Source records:
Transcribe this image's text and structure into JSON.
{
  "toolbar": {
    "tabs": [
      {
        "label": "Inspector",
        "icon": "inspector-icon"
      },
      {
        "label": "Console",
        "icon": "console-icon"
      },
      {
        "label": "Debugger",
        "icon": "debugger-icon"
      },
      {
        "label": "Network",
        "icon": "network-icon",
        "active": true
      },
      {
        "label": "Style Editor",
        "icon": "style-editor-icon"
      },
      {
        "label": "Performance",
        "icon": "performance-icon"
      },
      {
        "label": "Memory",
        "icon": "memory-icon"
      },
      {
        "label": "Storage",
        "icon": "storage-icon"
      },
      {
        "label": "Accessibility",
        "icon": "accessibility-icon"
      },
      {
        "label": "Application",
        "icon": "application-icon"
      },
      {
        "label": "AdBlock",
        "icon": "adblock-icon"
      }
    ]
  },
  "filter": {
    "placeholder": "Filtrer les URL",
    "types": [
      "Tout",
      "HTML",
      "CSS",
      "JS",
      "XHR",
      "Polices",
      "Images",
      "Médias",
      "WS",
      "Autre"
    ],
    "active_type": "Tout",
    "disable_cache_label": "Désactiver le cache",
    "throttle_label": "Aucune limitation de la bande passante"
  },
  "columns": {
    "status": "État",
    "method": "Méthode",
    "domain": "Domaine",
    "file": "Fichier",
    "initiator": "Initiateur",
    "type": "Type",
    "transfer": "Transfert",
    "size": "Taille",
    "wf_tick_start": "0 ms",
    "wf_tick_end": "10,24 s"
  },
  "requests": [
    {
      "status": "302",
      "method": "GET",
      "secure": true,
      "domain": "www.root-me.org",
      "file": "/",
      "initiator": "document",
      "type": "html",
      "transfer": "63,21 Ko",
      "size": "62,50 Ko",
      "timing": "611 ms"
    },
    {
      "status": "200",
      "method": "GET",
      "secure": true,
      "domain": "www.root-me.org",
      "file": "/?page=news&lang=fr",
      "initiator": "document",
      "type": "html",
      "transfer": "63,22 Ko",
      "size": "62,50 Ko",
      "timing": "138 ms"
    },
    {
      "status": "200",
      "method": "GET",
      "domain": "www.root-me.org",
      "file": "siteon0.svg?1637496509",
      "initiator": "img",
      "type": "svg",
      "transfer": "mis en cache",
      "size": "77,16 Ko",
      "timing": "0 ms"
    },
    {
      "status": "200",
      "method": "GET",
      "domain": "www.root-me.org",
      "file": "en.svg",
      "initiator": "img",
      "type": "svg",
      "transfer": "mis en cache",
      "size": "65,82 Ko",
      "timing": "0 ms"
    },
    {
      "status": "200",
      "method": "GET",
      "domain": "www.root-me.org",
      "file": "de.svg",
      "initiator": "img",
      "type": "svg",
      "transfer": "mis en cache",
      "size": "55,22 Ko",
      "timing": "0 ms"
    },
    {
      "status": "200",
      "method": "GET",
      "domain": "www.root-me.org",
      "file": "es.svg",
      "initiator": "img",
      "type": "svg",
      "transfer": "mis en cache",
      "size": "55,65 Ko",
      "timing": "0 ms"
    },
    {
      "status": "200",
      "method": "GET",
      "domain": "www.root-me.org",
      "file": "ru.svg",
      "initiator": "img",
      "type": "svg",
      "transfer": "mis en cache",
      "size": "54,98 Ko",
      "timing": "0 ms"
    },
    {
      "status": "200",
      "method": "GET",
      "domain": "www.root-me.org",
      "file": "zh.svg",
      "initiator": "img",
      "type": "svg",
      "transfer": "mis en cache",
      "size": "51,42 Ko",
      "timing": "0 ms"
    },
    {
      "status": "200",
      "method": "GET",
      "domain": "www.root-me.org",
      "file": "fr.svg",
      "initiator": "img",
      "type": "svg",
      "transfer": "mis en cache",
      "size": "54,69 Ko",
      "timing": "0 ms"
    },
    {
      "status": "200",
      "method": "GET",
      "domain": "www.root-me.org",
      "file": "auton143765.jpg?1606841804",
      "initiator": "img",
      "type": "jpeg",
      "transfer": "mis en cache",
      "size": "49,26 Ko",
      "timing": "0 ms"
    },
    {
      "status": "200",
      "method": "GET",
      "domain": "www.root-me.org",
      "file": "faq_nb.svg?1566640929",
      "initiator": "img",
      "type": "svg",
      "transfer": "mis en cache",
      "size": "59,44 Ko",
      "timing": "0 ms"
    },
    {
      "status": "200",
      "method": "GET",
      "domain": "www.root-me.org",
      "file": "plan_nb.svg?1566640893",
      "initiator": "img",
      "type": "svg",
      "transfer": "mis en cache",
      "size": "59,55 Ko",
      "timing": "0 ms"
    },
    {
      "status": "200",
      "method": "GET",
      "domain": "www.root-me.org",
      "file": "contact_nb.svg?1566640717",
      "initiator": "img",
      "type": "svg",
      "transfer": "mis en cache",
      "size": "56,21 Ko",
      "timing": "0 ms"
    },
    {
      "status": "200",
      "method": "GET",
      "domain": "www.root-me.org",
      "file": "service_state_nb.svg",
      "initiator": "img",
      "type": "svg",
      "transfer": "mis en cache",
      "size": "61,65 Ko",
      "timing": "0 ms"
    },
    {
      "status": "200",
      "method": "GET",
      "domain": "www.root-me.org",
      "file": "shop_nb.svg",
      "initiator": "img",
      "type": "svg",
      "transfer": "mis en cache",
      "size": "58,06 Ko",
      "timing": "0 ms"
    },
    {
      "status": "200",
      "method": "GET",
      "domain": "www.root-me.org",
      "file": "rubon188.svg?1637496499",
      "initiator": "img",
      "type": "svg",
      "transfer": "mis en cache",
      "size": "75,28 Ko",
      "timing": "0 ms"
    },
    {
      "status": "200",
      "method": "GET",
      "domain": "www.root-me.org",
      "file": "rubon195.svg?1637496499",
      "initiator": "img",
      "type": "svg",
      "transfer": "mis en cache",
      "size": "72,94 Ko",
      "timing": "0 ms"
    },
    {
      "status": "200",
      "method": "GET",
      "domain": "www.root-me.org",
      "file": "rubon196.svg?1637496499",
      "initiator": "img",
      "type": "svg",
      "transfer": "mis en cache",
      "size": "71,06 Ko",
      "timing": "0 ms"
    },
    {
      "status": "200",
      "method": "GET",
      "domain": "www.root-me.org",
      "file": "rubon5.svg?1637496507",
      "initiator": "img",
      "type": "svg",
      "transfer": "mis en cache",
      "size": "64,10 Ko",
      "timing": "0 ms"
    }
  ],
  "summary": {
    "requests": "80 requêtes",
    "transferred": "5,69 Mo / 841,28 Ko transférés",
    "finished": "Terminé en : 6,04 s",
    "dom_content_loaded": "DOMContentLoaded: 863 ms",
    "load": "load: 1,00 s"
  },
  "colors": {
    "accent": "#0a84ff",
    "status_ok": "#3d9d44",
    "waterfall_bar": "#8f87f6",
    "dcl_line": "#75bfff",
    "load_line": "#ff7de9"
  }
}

→ EXERCISE AIM: Reproduce every line above without error.

→ OUTPUT OF THE EXERCISE:
Transcribe this image's text and structure into JSON.
{
  "toolbar": {
    "tabs": [
      {
        "label": "Inspector",
        "icon": "inspector-icon"
      },
      {
        "label": "Console",
        "icon": "console-icon"
      },
      {
        "label": "Debugger",
        "icon": "debugger-icon"
      },
      {
        "label": "Network",
        "icon": "network-icon",
        "active": true
      },
      {
        "label": "Style Editor",
        "icon": "style-editor-icon"
      },
      {
        "label": "Performance",
        "icon": "performance-icon"
      },
      {
        "label": "Memory",
        "icon": "memory-icon"
      },
      {
        "label": "Storage",
        "icon": "storage-icon"
      },
      {
        "label": "Accessibility",
        "icon": "accessibility-icon"
      },
      {
        "label": "Application",
        "icon": "application-icon"
      },
      {
        "label": "AdBlock",
        "icon": "adblock-icon"
      }
    ]
  },
  "filter": {
    "placeholder": "Filtrer les URL",
    "types": [
      "Tout",
      "HTML",
      "CSS",
      "JS",
      "XHR",
      "Polices",
      "Images",
      "Médias",
      "WS",
      "Autre"
    ],
    "active_type": "Tout",
    "disable_cache_label": "Désactiver le cache",
    "throttle_label": "Aucune limitation de la bande passante"
  },
  "columns": {
    "status": "État",
    "method": "Méthode",
    "domain": "Domaine",
    "file": "Fichier",
    "initiator": "Initiateur",
    "type": "Type",
    "transfer": "Transfert",
    "size": "Taille",
    "wf_tick_start": "0 ms",
    "wf_tick_end": "10,24 s"
  },
  "requests": [
    {
      "status": "302",
      "method": "GET",
      "secure": true,
      "domain": "www.root-me.org",
      "file": "/",
      "initiator": "document",
      "type": "html",
      "transfer": "63,21 Ko",
      "size": "62,50 Ko",
      "timing": "611 ms"
    },
    {
      "status": "200",
      "method": "GET",
      "secure": true,
      "domain": "www.root-me.org",
      "file": "/?page=news&lang=fr",
      "initiator": "document",
      "type": "html",
      "transfer": "63,22 Ko",
      "size": "62,50 Ko",
      "timing": "138 ms"
    },
    {
      "status": "200",
      "method": "GET",
      "domain": "www.root-me.org",
      "file": "siteon0.svg?1637496509",
      "initiator": "img",
      "type": "svg",
      "transfer": "mis en cache",
      "size": "77,16 Ko",
      "timing": "0 ms"
    },
    {
      "status": "200",
      "method": "GET",
      "domain": "www.root-me.org",
      "file": "en.svg",
      "initiator": "img",
      "type": "svg",
      "transfer": "mis en cache",
      "size": "65,82 Ko",
      "timing": "0 ms"
    },
    {
      "status": "200",
      "method": "GET",
      "domain": "www.root-me.org",
      "file": "de.svg",
      "initiator": "img",
      "type": "svg",
      "transfer": "mis en cache",
      "size": "55,22 Ko",
      "timing": "0 ms"
    },
    {
      "status": "200",
      "method": "GET",
      "domain": "www.root-me.org",
      "file": "es.svg",
      "initiator": "img",
      "type": "svg",
      "transfer": "mis en cache",
      "size": "55,65 Ko",
      "timing": "0 ms"
    },
    {
      "status": "200",
      "method": "GET",
      "domain": "www.root-me.org",
      "file": "ru.svg",
      "initiator": "img",
      "type": "svg",
      "transfer": "mis en cache",
      "size": "54,98 Ko",
      "timing": "0 ms"
    },
    {
      "status": "200",
      "method": "GET",
      "domain": "www.root-me.org",
      "file": "zh.svg",
      "initiator": "img",
      "type": "svg",
      "transfer": "mis en cache",
      "size": "51,42 Ko",
      "timing": "0 ms"
    },
    {
      "status": "200",
      "method": "GET",
      "domain": "www.root-me.org",
      "file": "fr.svg",
      "initiator": "img",
      "type": "svg",
      "transfer": "mis en cache",
      "size": "54,69 Ko",
      "timing": "0 ms"
    },
    {
      "status": "200",
      "method": "GET",
      "domain": "www.root-me.org",
      "file": "auton143765.jpg?1606841804",
      "initiator": "img",
      "type": "jpeg",
      "transfer": "mis en cache",
      "size": "49,26 Ko",
      "timing": "0 ms"
    },
    {
      "status": "200",
      "method": "GET",
      "domain": "www.root-me.org",
      "file": "faq_nb.svg?1566640929",
      "initiator": "img",
      "type": "svg",
      "transfer": "mis en cache",
      "size": "59,44 Ko",
      "timing": "0 ms"
    },
    {
      "status": "200",
      "method": "GET",
      "domain": "www.root-me.org",
      "file": "plan_nb.svg?1566640893",
      "initiator": "img",
      "type": "svg",
      "transfer": "mis en cache",
      "size": "59,55 Ko",
      "timing": "0 ms"
    },
    {
      "status": "200",
      "method": "GET",
      "domain": "www.root-me.org",
      "file": "contact_nb.svg?1566640717",
      "initiator": "img",
      "type": "svg",
      "transfer": "mis en cache",
      "size": "56,21 Ko",
      "timing": "0 ms"
    },
    {
      "status": "200",
      "method": "GET",
      "domain": "www.root-me.org",
      "file": "service_state_nb.svg",
      "initiator": "img",
      "type": "svg",
      "transfer": "mis en cache",
      "size": "61,65 Ko",
      "timing": "0 ms"
    },
    {
      "status": "200",
      "method": "GET",
      "domain": "www.root-me.org",
      "file": "shop_nb.svg",
      "initiator": "img",
      "type": "svg",
      "transfer": "mis en cache",
      "size": "58,06 Ko",
      "timing": "0 ms"
    },
    {
      "status": "200",
      "method": "GET",
      "domain": "www.root-me.org",
      "file": "rubon188.svg?1637496499",
      "initiator": "img",
      "type": "svg",
      "transfer": "mis en cache",
      "size": "75,28 Ko",
      "timing": "0 ms"
    },
    {
      "status": "200",
      "method": "GET",
      "domain": "www.root-me.org",
      "file": "rubon195.svg?1637496499",
      "initiator": "img",
      "type": "svg",
      "transfer": "mis en cache",
      "size": "72,94 Ko",
      "timing": "0 ms"
    },
    {
      "status": "200",
      "method": "GET",
      "domain": "www.root-me.org",
      "file": "rubon196.svg?1637496499",
      "initiator": "img",
      "type": "svg",
      "transfer": "mis en cache",
      "size": "71,06 Ko",
      "timing": "0 ms"
    },
    {
      "status": "200",
      "method": "GET",
      "domain": "www.root-me.org",
      "file": "rubon5.svg?1637496507",
      "initiator": "img",
      "type": "svg",
      "transfer": "mis en cache",
      "size": "64,10 Ko",
      "timing": "0 ms"
    }
  ],
  "summary": {
    "requests": "80 requêtes",
    "transferred": "5,69 Mo / 841,28 Ko transférés",
    "finished": "Terminé en : 6,04 s",
    "dom_content_loaded": "DOMContentLoaded: 863 ms",
    "load": "load: 1,00 s"
  },
  "colors": {
    "accent": "#0a84ff",
    "status_ok": "#3d9d44",
    "waterfall_bar": "#8f87f6",
    "dcl_line": "#75bfff",
    "load_line": "#ff7de9"
  }
}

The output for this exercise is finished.